◆ **WHAT TO PRODUCE**
Beneath this task is a listing. State how many of its lines include the string "than", giving nothing but the number.

◆ **Collection entries**

──────────

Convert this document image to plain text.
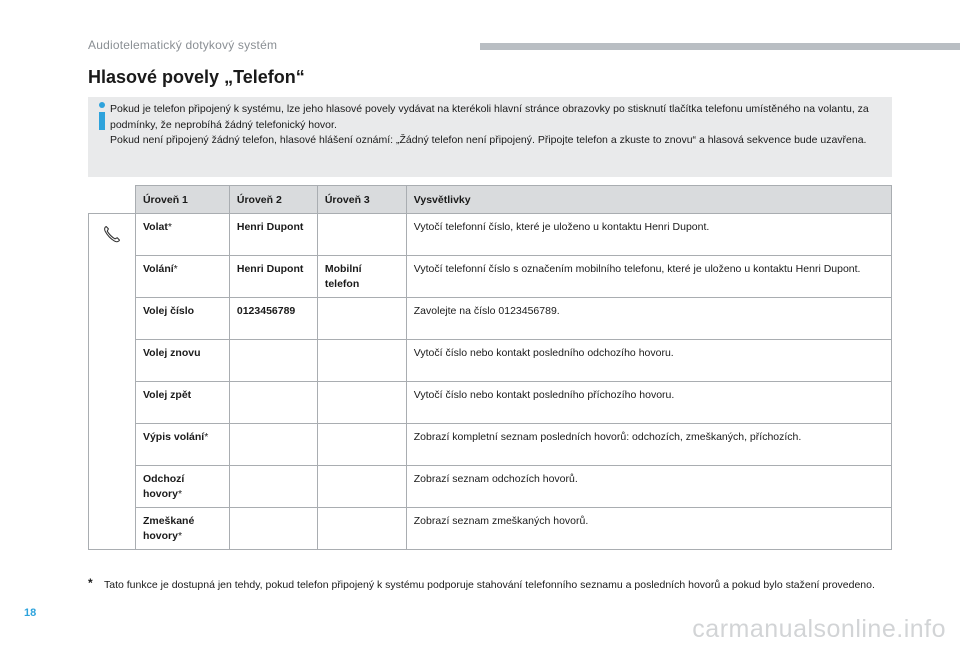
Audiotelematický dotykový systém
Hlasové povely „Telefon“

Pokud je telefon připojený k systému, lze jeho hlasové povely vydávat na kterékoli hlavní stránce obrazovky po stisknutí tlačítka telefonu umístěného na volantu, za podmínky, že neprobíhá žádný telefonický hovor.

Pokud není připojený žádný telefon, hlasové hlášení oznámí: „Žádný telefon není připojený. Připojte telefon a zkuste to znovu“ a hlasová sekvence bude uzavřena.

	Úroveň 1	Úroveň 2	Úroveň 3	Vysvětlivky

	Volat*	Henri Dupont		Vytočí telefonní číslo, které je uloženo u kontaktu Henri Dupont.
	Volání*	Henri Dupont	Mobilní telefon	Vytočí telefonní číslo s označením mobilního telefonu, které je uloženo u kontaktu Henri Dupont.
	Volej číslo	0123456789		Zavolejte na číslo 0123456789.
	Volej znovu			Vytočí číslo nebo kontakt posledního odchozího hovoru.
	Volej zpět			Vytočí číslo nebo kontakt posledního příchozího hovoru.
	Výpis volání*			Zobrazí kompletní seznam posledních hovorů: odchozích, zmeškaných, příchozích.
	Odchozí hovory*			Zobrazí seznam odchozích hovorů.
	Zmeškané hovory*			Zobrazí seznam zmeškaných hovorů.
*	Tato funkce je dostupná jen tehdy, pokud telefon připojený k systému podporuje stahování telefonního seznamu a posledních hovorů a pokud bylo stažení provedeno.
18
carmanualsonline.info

──────────

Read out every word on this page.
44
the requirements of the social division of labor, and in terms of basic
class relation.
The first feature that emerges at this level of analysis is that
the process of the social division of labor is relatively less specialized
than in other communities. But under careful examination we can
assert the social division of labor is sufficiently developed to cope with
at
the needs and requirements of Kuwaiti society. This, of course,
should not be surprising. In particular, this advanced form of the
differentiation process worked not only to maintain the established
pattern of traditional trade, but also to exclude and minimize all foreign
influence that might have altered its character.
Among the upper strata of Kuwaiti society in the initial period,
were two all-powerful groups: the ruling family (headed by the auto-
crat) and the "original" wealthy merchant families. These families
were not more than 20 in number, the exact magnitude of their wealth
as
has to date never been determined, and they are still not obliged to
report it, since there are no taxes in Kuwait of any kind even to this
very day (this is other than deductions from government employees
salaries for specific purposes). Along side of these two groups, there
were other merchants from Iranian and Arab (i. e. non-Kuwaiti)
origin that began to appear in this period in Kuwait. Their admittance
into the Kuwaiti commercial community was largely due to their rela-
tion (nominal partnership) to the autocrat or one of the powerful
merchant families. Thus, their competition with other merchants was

──────────

◆ **SOLUTION FOR THIS TASK**
3